▸ **TEXT SECTION**:
>>>>

Public lecture, 7:00 p.m.

 

Location: Aula 3rd floor, Academy of Fine Arts in Prague

 

Free admission, no registration required

 

Back to the Future School: Anticipating Tomorrow’s Arts & Humanities Education 

New educational platforms are often born of a commitment to the principle that for original ideas to be presented to a larger audience, they do not have to wait for the slow process of verification and approval built into educational and research institutions. Today’s educational platforms are conceived and built online. Despite their shortcomings, the ever-growing reach of planetary computation can provide the basic infrastructure for the creation of new educational institutions. With humanities, art, and social science departments around the world caught in a losing fight in the crossfire between the dominant poststructuralist ideologies and pragmatist neoliberal administrations, it becomes clear that the foundations and aspirations of new institutions will need to be in line with the kind of new left which is comfortable with confronting complexities. These new institutions ought to fearlessly accept that some components of the base capitalist structure, if combined with emancipatory superstructures, can provide practical ways for the eventual exit from capitalism.

<<<<

▸ **INSTRUCTION A**: In the lecture announcement, condense the paragraph beginning "New educational platforms are often born" into a shorter version that keeps its main facts.

▸ **SOURCE MATERIAL**:
>>>>

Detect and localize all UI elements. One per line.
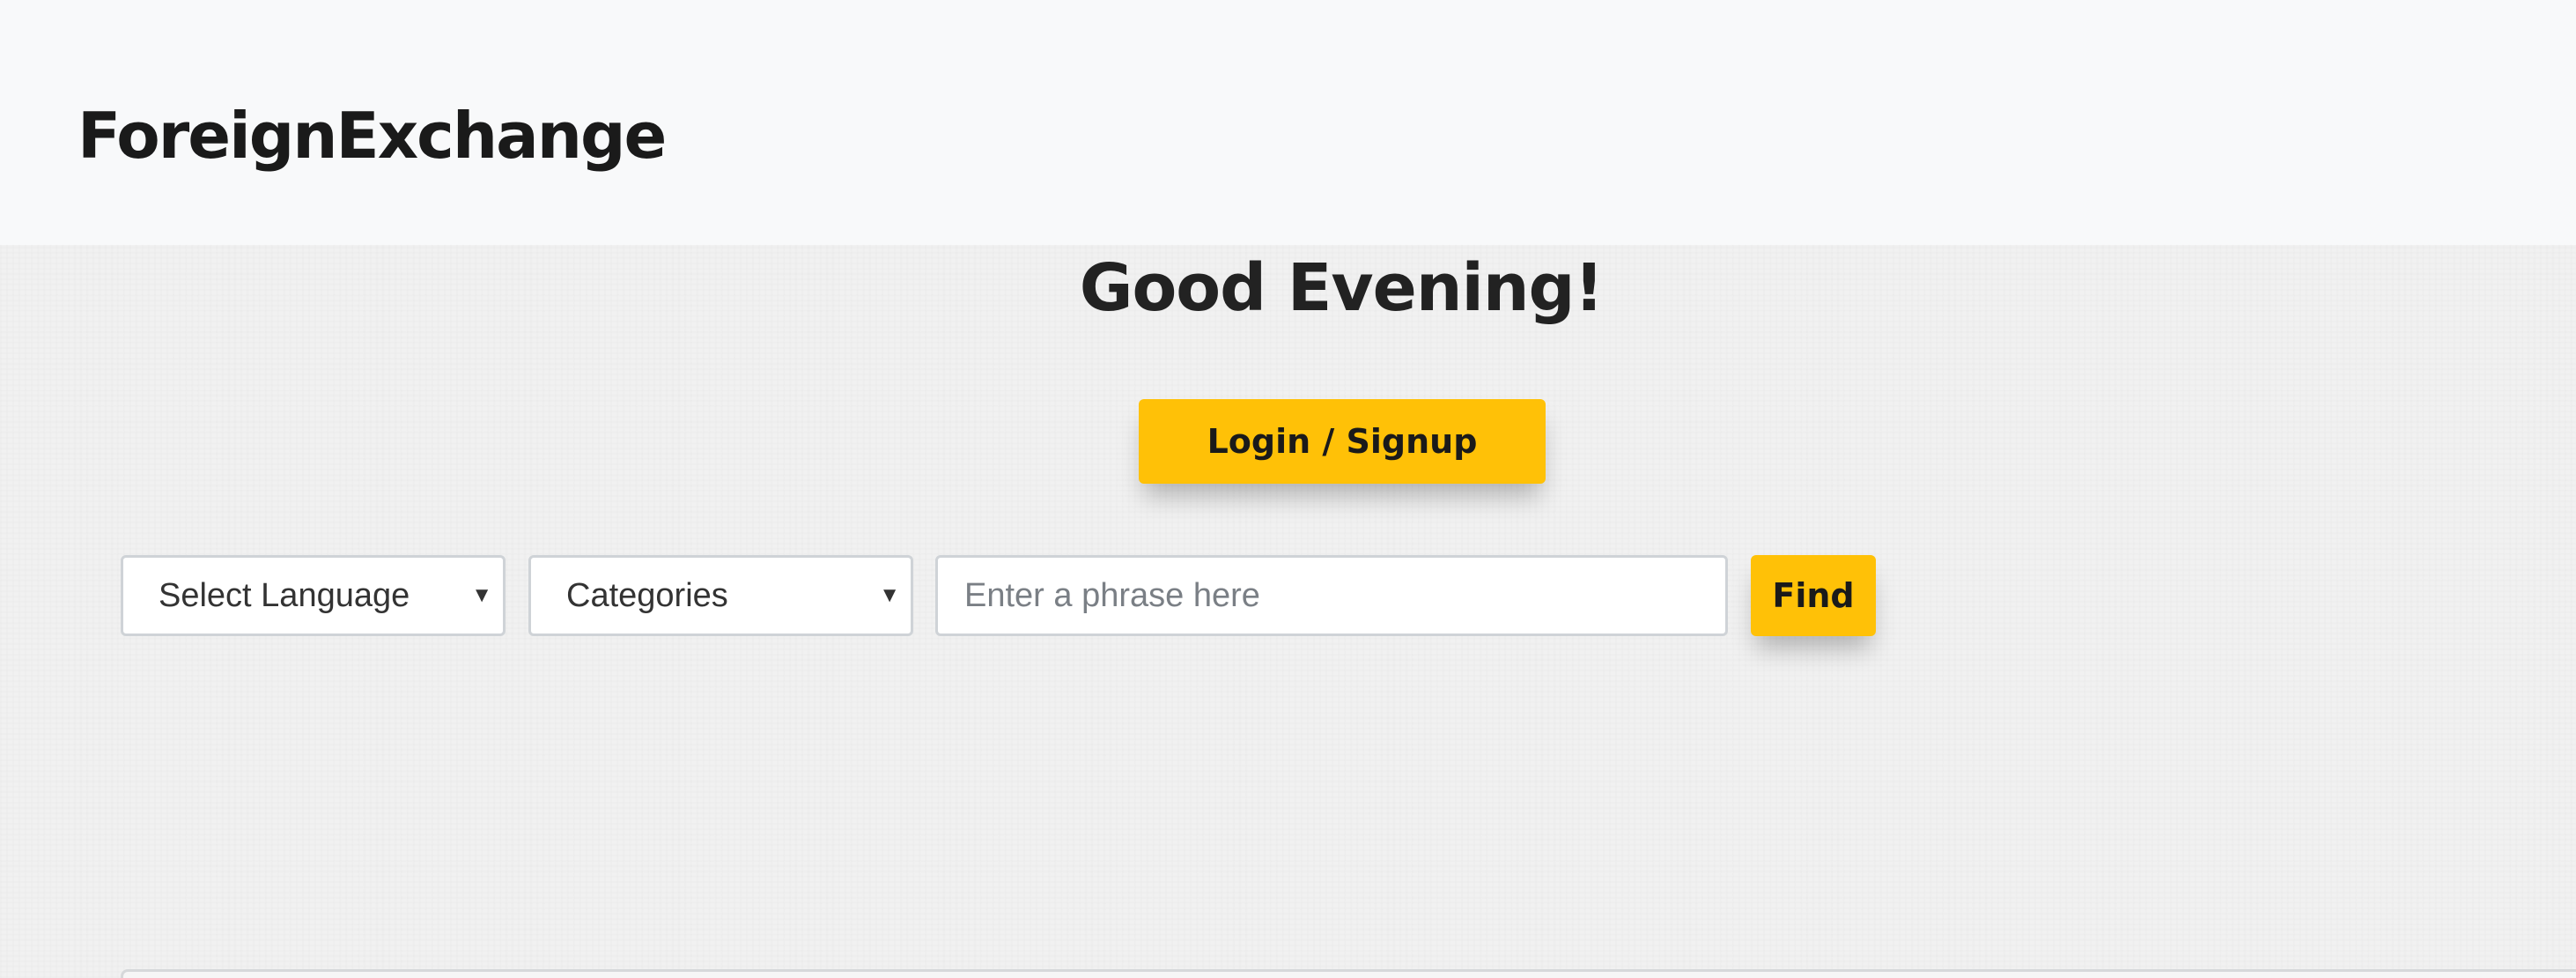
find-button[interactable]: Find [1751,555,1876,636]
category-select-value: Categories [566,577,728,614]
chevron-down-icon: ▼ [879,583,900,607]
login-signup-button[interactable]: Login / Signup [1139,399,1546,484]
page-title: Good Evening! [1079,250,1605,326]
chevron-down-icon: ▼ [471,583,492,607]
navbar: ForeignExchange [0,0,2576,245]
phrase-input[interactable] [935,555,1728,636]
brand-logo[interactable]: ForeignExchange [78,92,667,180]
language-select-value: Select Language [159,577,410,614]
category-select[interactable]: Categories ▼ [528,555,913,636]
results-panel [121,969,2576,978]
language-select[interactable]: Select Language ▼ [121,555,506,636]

<<<<

▸ **INSTRUCTION B**: Turn the entries into a JSON list of strings, one string per line and with blank lines omitted, covering everything from the line that contains "find-button[interactable]: Find [1751,555,1876,636]" down through the last line of the entries.

▸ **SOLUTION A**: New educational platforms often arise from the belief that original ideas need not wait for the slow verification and approval processes of educational and research institutions to reach a wider audience. These platforms are now conceived and built online, and despite its shortcomings, the growing reach of planetary computation can supply the basic infrastructure for new institutions. Humanities, art, and social science departments are losing ground, caught between dominant poststructuralist ideologies and pragmatist neoliberal administrations. New institutions must therefore align with a new left that is comfortable confronting complexities. They should accept that some parts of the base capitalist structure, combined with emancipatory superstructures, can offer practical ways to eventually exit capitalism.

▸ **SOLUTION B**:
[
  "find-button[interactable]: Find [1751,555,1876,636]",
  "category-select-value: Categories [566,577,728,614]",
  "chevron-down-icon: ▼ [879,583,900,607]",
  "login-signup-button[interactable]: Login / Signup [1139,399,1546,484]",
  "page-title: Good Evening! [1079,250,1605,326]",
  "chevron-down-icon: ▼ [471,583,492,607]",
  "navbar: ForeignExchange [0,0,2576,245]",
  "phrase-input[interactable] [935,555,1728,636]",
  "brand-logo[interactable]: ForeignExchange [78,92,667,180]",
  "language-select-value: Select Language [159,577,410,614]",
  "category-select[interactable]: Categories ▼ [528,555,913,636]",
  "results-panel [121,969,2576,978]",
  "language-select[interactable]: Select Language ▼ [121,555,506,636]"
]